> What to work on: Transcribe the material verbatim in full; the pictures do not belong in the copy.

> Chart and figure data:

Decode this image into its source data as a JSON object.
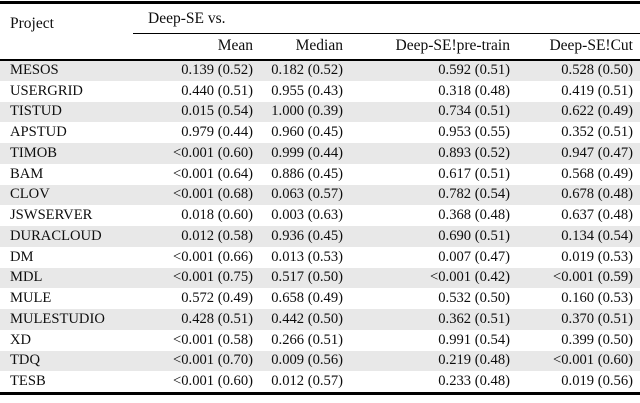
{
  "table": {
    "project_header": "Project",
    "group_header": "Deep-SE vs.",
    "columns": [
      "Mean",
      "Median",
      "Deep-SE!pre-train",
      "Deep-SE!Cut"
    ],
    "rows": [
      {
        "project": "MESOS",
        "values": [
          "0.139 (0.52)",
          "0.182 (0.52)",
          "0.592 (0.51)",
          "0.528 (0.50)"
        ]
      },
      {
        "project": "USERGRID",
        "values": [
          "0.440 (0.51)",
          "0.955 (0.43)",
          "0.318 (0.48)",
          "0.419 (0.51)"
        ]
      },
      {
        "project": "TISTUD",
        "values": [
          "0.015 (0.54)",
          "1.000 (0.39)",
          "0.734 (0.51)",
          "0.622 (0.49)"
        ]
      },
      {
        "project": "APSTUD",
        "values": [
          "0.979 (0.44)",
          "0.960 (0.45)",
          "0.953 (0.55)",
          "0.352 (0.51)"
        ]
      },
      {
        "project": "TIMOB",
        "values": [
          "<0.001 (0.60)",
          "0.999 (0.44)",
          "0.893 (0.52)",
          "0.947 (0.47)"
        ]
      },
      {
        "project": "BAM",
        "values": [
          "<0.001 (0.64)",
          "0.886 (0.45)",
          "0.617 (0.51)",
          "0.568 (0.49)"
        ]
      },
      {
        "project": "CLOV",
        "values": [
          "<0.001 (0.68)",
          "0.063 (0.57)",
          "0.782 (0.54)",
          "0.678 (0.48)"
        ]
      },
      {
        "project": "JSWSERVER",
        "values": [
          "0.018 (0.60)",
          "0.003 (0.63)",
          "0.368 (0.48)",
          "0.637 (0.48)"
        ]
      },
      {
        "project": "DURACLOUD",
        "values": [
          "0.012 (0.58)",
          "0.936 (0.45)",
          "0.690 (0.51)",
          "0.134 (0.54)"
        ]
      },
      {
        "project": "DM",
        "values": [
          "<0.001 (0.66)",
          "0.013 (0.53)",
          "0.007 (0.47)",
          "0.019 (0.53)"
        ]
      },
      {
        "project": "MDL",
        "values": [
          "<0.001 (0.75)",
          "0.517 (0.50)",
          "<0.001 (0.42)",
          "<0.001 (0.59)"
        ]
      },
      {
        "project": "MULE",
        "values": [
          "0.572 (0.49)",
          "0.658 (0.49)",
          "0.532 (0.50)",
          "0.160 (0.53)"
        ]
      },
      {
        "project": "MULESTUDIO",
        "values": [
          "0.428 (0.51)",
          "0.442 (0.50)",
          "0.362 (0.51)",
          "0.370 (0.51)"
        ]
      },
      {
        "project": "XD",
        "values": [
          "<0.001 (0.58)",
          "0.266 (0.51)",
          "0.991 (0.54)",
          "0.399 (0.50)"
        ]
      },
      {
        "project": "TDQ",
        "values": [
          "<0.001 (0.70)",
          "0.009 (0.56)",
          "0.219 (0.48)",
          "<0.001 (0.60)"
        ]
      },
      {
        "project": "TESB",
        "values": [
          "<0.001 (0.60)",
          "0.012 (0.57)",
          "0.233 (0.48)",
          "0.019 (0.56)"
        ]
      }
    ]
  },
  "colors": {
    "row_shade": "#e8e8e8",
    "rule": "#000000",
    "text": "#0d0d0d",
    "background": "#ffffff"
  }
}
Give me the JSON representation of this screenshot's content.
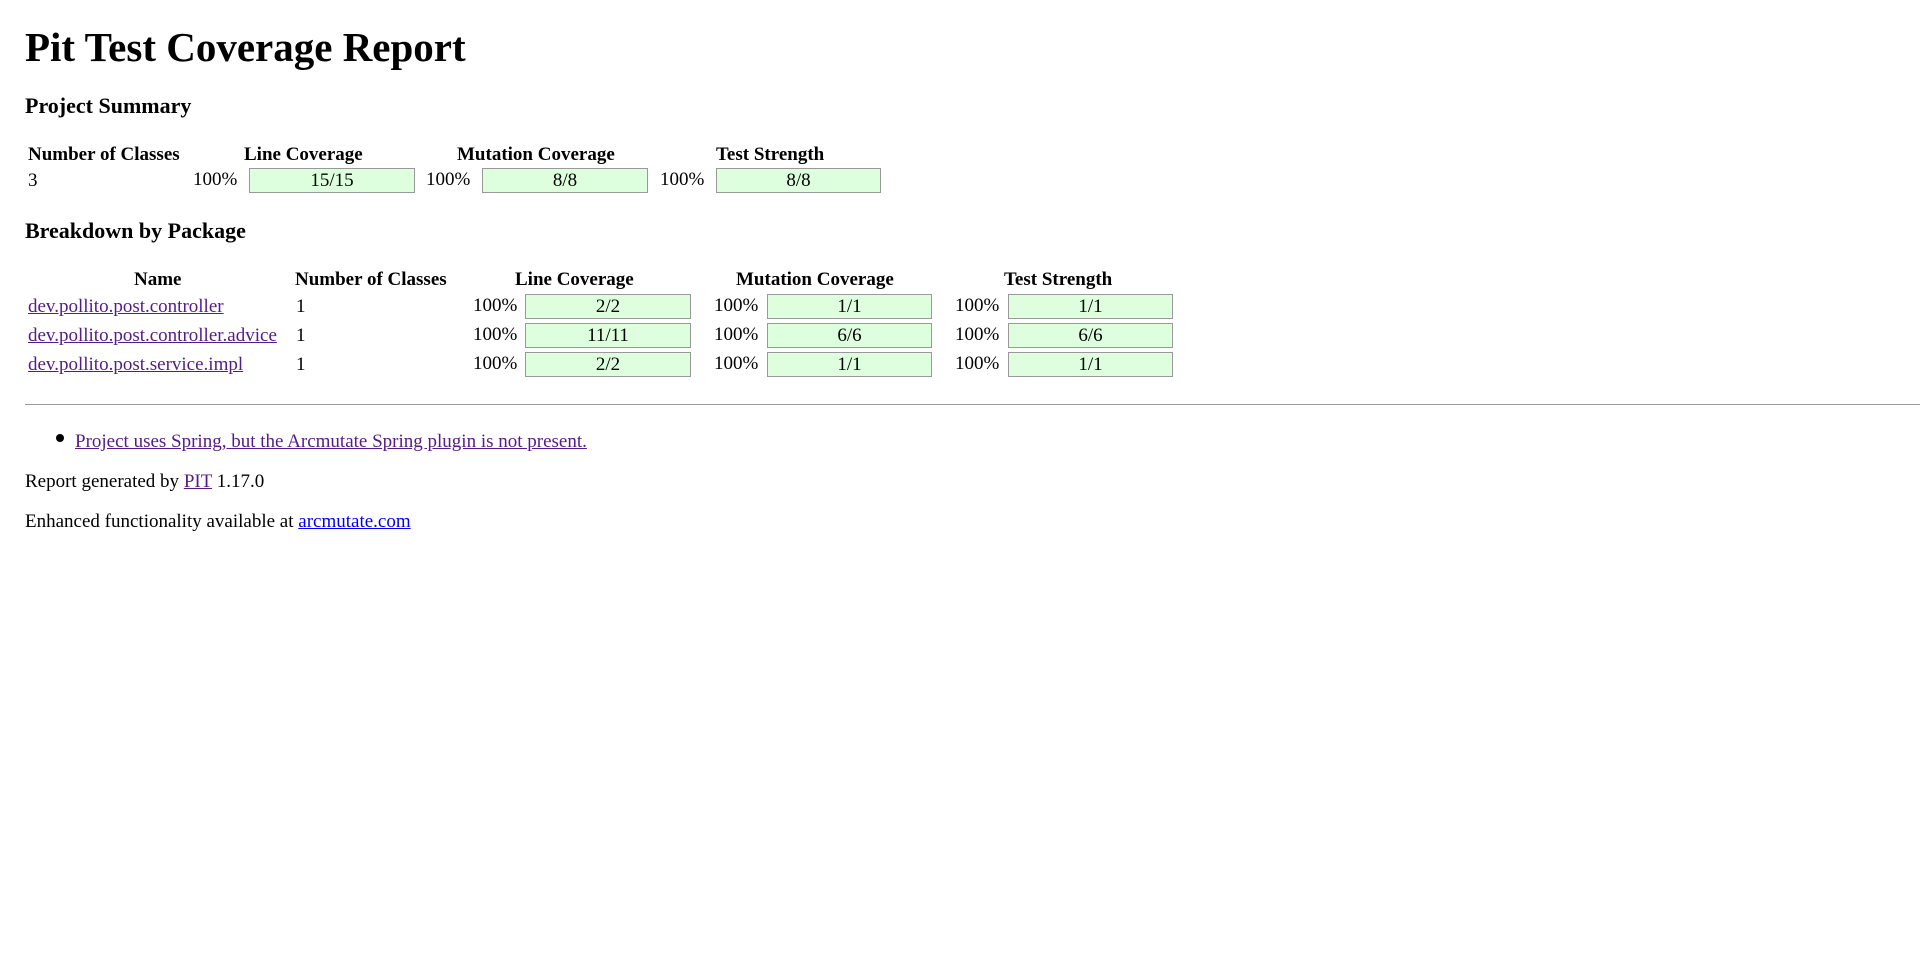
{
  "page": {
    "title": "Pit Test Coverage Report"
  },
  "summary": {
    "heading": "Project Summary",
    "headers": {
      "classes": "Number of Classes",
      "line": "Line Coverage",
      "mutation": "Mutation Coverage",
      "strength": "Test Strength"
    },
    "row": {
      "classes": "3",
      "line_percent": "100%",
      "line_ratio": "15/15",
      "mutation_percent": "100%",
      "mutation_ratio": "8/8",
      "strength_percent": "100%",
      "strength_ratio": "8/8"
    }
  },
  "breakdown": {
    "heading": "Breakdown by Package",
    "headers": {
      "name": "Name",
      "classes": "Number of Classes",
      "line": "Line Coverage",
      "mutation": "Mutation Coverage",
      "strength": "Test Strength"
    },
    "rows": [
      {
        "name": "dev.pollito.post.controller",
        "classes": "1",
        "line_percent": "100%",
        "line_ratio": "2/2",
        "mutation_percent": "100%",
        "mutation_ratio": "1/1",
        "strength_percent": "100%",
        "strength_ratio": "1/1"
      },
      {
        "name": "dev.pollito.post.controller.advice",
        "classes": "1",
        "line_percent": "100%",
        "line_ratio": "11/11",
        "mutation_percent": "100%",
        "mutation_ratio": "6/6",
        "strength_percent": "100%",
        "strength_ratio": "6/6"
      },
      {
        "name": "dev.pollito.post.service.impl",
        "classes": "1",
        "line_percent": "100%",
        "line_ratio": "2/2",
        "mutation_percent": "100%",
        "mutation_ratio": "1/1",
        "strength_percent": "100%",
        "strength_ratio": "1/1"
      }
    ]
  },
  "notes": {
    "items": [
      "Project uses Spring, but the Arcmutate Spring plugin is not present."
    ]
  },
  "footer": {
    "generated_prefix": "Report generated by",
    "pit_link": "PIT",
    "version": "1.17.0",
    "enhanced_prefix": "Enhanced functionality available at",
    "arcmutate_link": "arcmutate.com"
  },
  "colors": {
    "coverage_fill": "#ddffdd",
    "coverage_border": "#999999",
    "visited_link": "#551a8b",
    "unvisited_link": "#0000ee"
  }
}
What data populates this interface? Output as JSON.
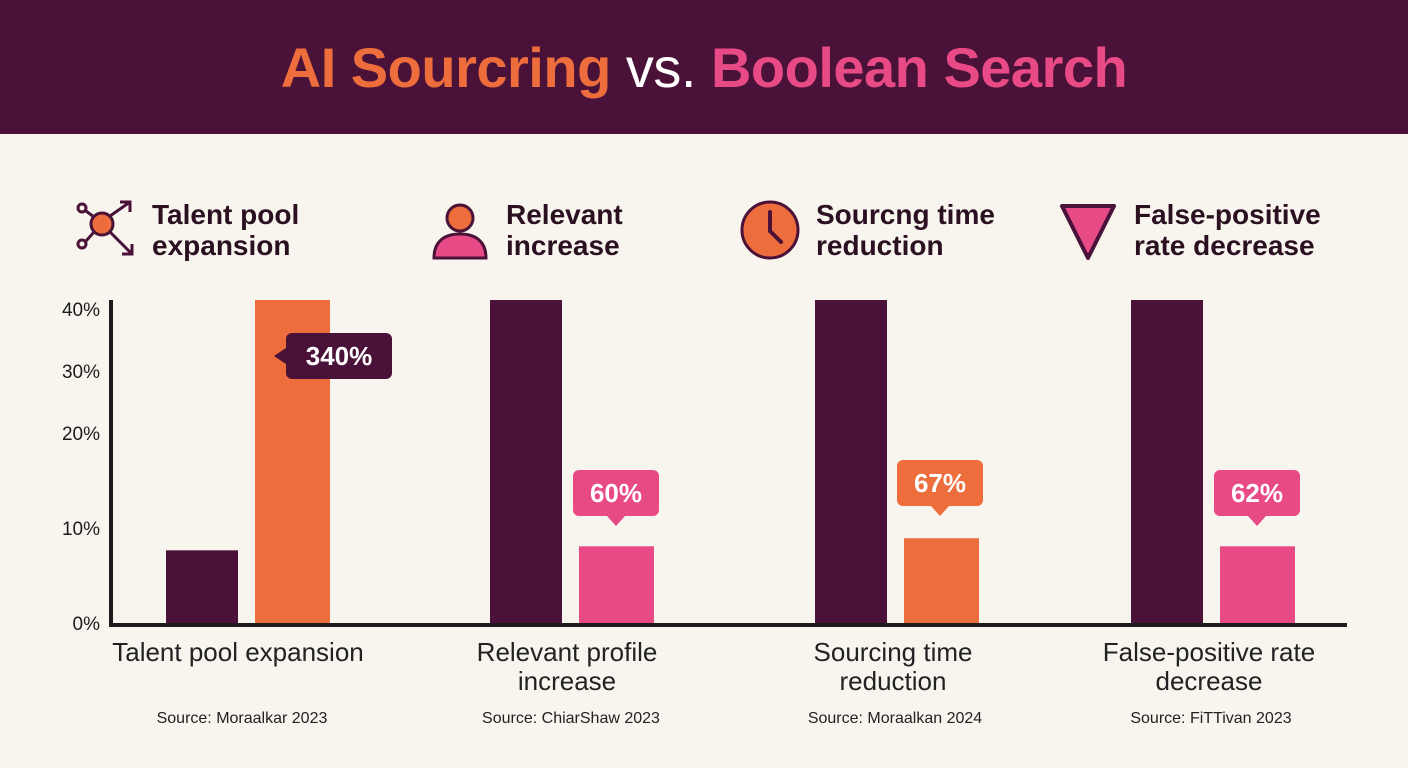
{
  "header": {
    "title_part1": "AI Sourcring",
    "title_part2": " vs. ",
    "title_part3": "Boolean Search"
  },
  "categories": [
    {
      "label": "Talent pool expansion",
      "icon": "network-arrows-icon"
    },
    {
      "label": "Relevant increase",
      "icon": "person-icon"
    },
    {
      "label": "Sourcng time reduction",
      "icon": "clock-icon"
    },
    {
      "label": "False-positive rate decrease",
      "icon": "down-triangle-icon"
    }
  ],
  "chart_data": {
    "type": "bar",
    "categories": [
      "Talent pool expansion",
      "Relevant profile increase",
      "Sourcing time reduction",
      "False-positive rate decrease"
    ],
    "yticks": [
      "0%",
      "10%",
      "20%",
      "30%",
      "40%"
    ],
    "ylim": [
      0,
      40
    ],
    "series": [
      {
        "values": [
          9,
          40,
          40,
          40
        ],
        "color": "#4a1238"
      },
      {
        "values": [
          40,
          9.5,
          10.5,
          9.5
        ],
        "colors": [
          "#ee6d3c",
          "#e84a86",
          "#ee6d3c",
          "#e84a86"
        ]
      }
    ],
    "data_labels": [
      {
        "text": "340%",
        "color": "#4a1238"
      },
      {
        "text": "60%",
        "color": "#e84a86"
      },
      {
        "text": "67%",
        "color": "#ee6d3c"
      },
      {
        "text": "62%",
        "color": "#e84a86"
      }
    ],
    "sources": [
      "Source: Moraalkar 2023",
      "Source: ChiarShaw 2023",
      "Source: Moraalkan 2024",
      "Source: FiTTivan 2023"
    ]
  },
  "colors": {
    "header_bg": "#4a1238",
    "accent_orange": "#ee6d3c",
    "accent_pink": "#e84a86",
    "background": "#f8f5ee"
  }
}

> Worked solution:
Decode this image into its source data as a JSON object.
{
  "table": {
    "project_header": "Project",
    "group_header": "Deep-SE vs.",
    "columns": [
      "Mean",
      "Median",
      "Deep-SE!pre-train",
      "Deep-SE!Cut"
    ],
    "rows": [
      {
        "project": "MESOS",
        "values": [
          "0.139 (0.52)",
          "0.182 (0.52)",
          "0.592 (0.51)",
          "0.528 (0.50)"
        ]
      },
      {
        "project": "USERGRID",
        "values": [
          "0.440 (0.51)",
          "0.955 (0.43)",
          "0.318 (0.48)",
          "0.419 (0.51)"
        ]
      },
      {
        "project": "TISTUD",
        "values": [
          "0.015 (0.54)",
          "1.000 (0.39)",
          "0.734 (0.51)",
          "0.622 (0.49)"
        ]
      },
      {
        "project": "APSTUD",
        "values": [
          "0.979 (0.44)",
          "0.960 (0.45)",
          "0.953 (0.55)",
          "0.352 (0.51)"
        ]
      },
      {
        "project": "TIMOB",
        "values": [
          "<0.001 (0.60)",
          "0.999 (0.44)",
          "0.893 (0.52)",
          "0.947 (0.47)"
        ]
      },
      {
        "project": "BAM",
        "values": [
          "<0.001 (0.64)",
          "0.886 (0.45)",
          "0.617 (0.51)",
          "0.568 (0.49)"
        ]
      },
      {
        "project": "CLOV",
        "values": [
          "<0.001 (0.68)",
          "0.063 (0.57)",
          "0.782 (0.54)",
          "0.678 (0.48)"
        ]
      },
      {
        "project": "JSWSERVER",
        "values": [
          "0.018 (0.60)",
          "0.003 (0.63)",
          "0.368 (0.48)",
          "0.637 (0.48)"
        ]
      },
      {
        "project": "DURACLOUD",
        "values": [
          "0.012 (0.58)",
          "0.936 (0.45)",
          "0.690 (0.51)",
          "0.134 (0.54)"
        ]
      },
      {
        "project": "DM",
        "values": [
          "<0.001 (0.66)",
          "0.013 (0.53)",
          "0.007 (0.47)",
          "0.019 (0.53)"
        ]
      },
      {
        "project": "MDL",
        "values": [
          "<0.001 (0.75)",
          "0.517 (0.50)",
          "<0.001 (0.42)",
          "<0.001 (0.59)"
        ]
      },
      {
        "project": "MULE",
        "values": [
          "0.572 (0.49)",
          "0.658 (0.49)",
          "0.532 (0.50)",
          "0.160 (0.53)"
        ]
      },
      {
        "project": "MULESTUDIO",
        "values": [
          "0.428 (0.51)",
          "0.442 (0.50)",
          "0.362 (0.51)",
          "0.370 (0.51)"
        ]
      },
      {
        "project": "XD",
        "values": [
          "<0.001 (0.58)",
          "0.266 (0.51)",
          "0.991 (0.54)",
          "0.399 (0.50)"
        ]
      },
      {
        "project": "TDQ",
        "values": [
          "<0.001 (0.70)",
          "0.009 (0.56)",
          "0.219 (0.48)",
          "<0.001 (0.60)"
        ]
      },
      {
        "project": "TESB",
        "values": [
          "<0.001 (0.60)",
          "0.012 (0.57)",
          "0.233 (0.48)",
          "0.019 (0.56)"
        ]
      }
    ]
  },
  "colors": {
    "row_shade": "#e8e8e8",
    "rule": "#000000",
    "text": "#0d0d0d",
    "background": "#ffffff"
  }
}
Give me the JSON representation of this screenshot's content.
{
  "page": {
    "title": "Pit Test Coverage Report"
  },
  "summary": {
    "heading": "Project Summary",
    "headers": {
      "classes": "Number of Classes",
      "line": "Line Coverage",
      "mutation": "Mutation Coverage",
      "strength": "Test Strength"
    },
    "row": {
      "classes": "3",
      "line_percent": "100%",
      "line_ratio": "15/15",
      "mutation_percent": "100%",
      "mutation_ratio": "8/8",
      "strength_percent": "100%",
      "strength_ratio": "8/8"
    }
  },
  "breakdown": {
    "heading": "Breakdown by Package",
    "headers": {
      "name": "Name",
      "classes": "Number of Classes",
      "line": "Line Coverage",
      "mutation": "Mutation Coverage",
      "strength": "Test Strength"
    },
    "rows": [
      {
        "name": "dev.pollito.post.controller",
        "classes": "1",
        "line_percent": "100%",
        "line_ratio": "2/2",
        "mutation_percent": "100%",
        "mutation_ratio": "1/1",
        "strength_percent": "100%",
        "strength_ratio": "1/1"
      },
      {
        "name": "dev.pollito.post.controller.advice",
        "classes": "1",
        "line_percent": "100%",
        "line_ratio": "11/11",
        "mutation_percent": "100%",
        "mutation_ratio": "6/6",
        "strength_percent": "100%",
        "strength_ratio": "6/6"
      },
      {
        "name": "dev.pollito.post.service.impl",
        "classes": "1",
        "line_percent": "100%",
        "line_ratio": "2/2",
        "mutation_percent": "100%",
        "mutation_ratio": "1/1",
        "strength_percent": "100%",
        "strength_ratio": "1/1"
      }
    ]
  },
  "notes": {
    "items": [
      "Project uses Spring, but the Arcmutate Spring plugin is not present."
    ]
  },
  "footer": {
    "generated_prefix": "Report generated by",
    "pit_link": "PIT",
    "version": "1.17.0",
    "enhanced_prefix": "Enhanced functionality available at",
    "arcmutate_link": "arcmutate.com"
  },
  "colors": {
    "coverage_fill": "#ddffdd",
    "coverage_border": "#999999",
    "visited_link": "#551a8b",
    "unvisited_link": "#0000ee"
  }
}
What data populates this interface? Output as JSON.
{
  "header": {
    "title_part1": "AI Sourcring",
    "title_part2": " vs. ",
    "title_part3": "Boolean Search"
  },
  "categories": [
    {
      "label": "Talent pool expansion",
      "icon": "network-arrows-icon"
    },
    {
      "label": "Relevant increase",
      "icon": "person-icon"
    },
    {
      "label": "Sourcng time reduction",
      "icon": "clock-icon"
    },
    {
      "label": "False-positive rate decrease",
      "icon": "down-triangle-icon"
    }
  ],
  "chart_data": {
    "type": "bar",
    "categories": [
      "Talent pool expansion",
      "Relevant profile increase",
      "Sourcing time reduction",
      "False-positive rate decrease"
    ],
    "yticks": [
      "0%",
      "10%",
      "20%",
      "30%",
      "40%"
    ],
    "ylim": [
      0,
      40
    ],
    "series": [
      {
        "values": [
          9,
          40,
          40,
          40
        ],
        "color": "#4a1238"
      },
      {
        "values": [
          40,
          9.5,
          10.5,
          9.5
        ],
        "colors": [
          "#ee6d3c",
          "#e84a86",
          "#ee6d3c",
          "#e84a86"
        ]
      }
    ],
    "data_labels": [
      {
        "text": "340%",
        "color": "#4a1238"
      },
      {
        "text": "60%",
        "color": "#e84a86"
      },
      {
        "text": "67%",
        "color": "#ee6d3c"
      },
      {
        "text": "62%",
        "color": "#e84a86"
      }
    ],
    "sources": [
      "Source: Moraalkar 2023",
      "Source: ChiarShaw 2023",
      "Source: Moraalkan 2024",
      "Source: FiTTivan 2023"
    ]
  },
  "colors": {
    "header_bg": "#4a1238",
    "accent_orange": "#ee6d3c",
    "accent_pink": "#e84a86",
    "background": "#f8f5ee"
  }
}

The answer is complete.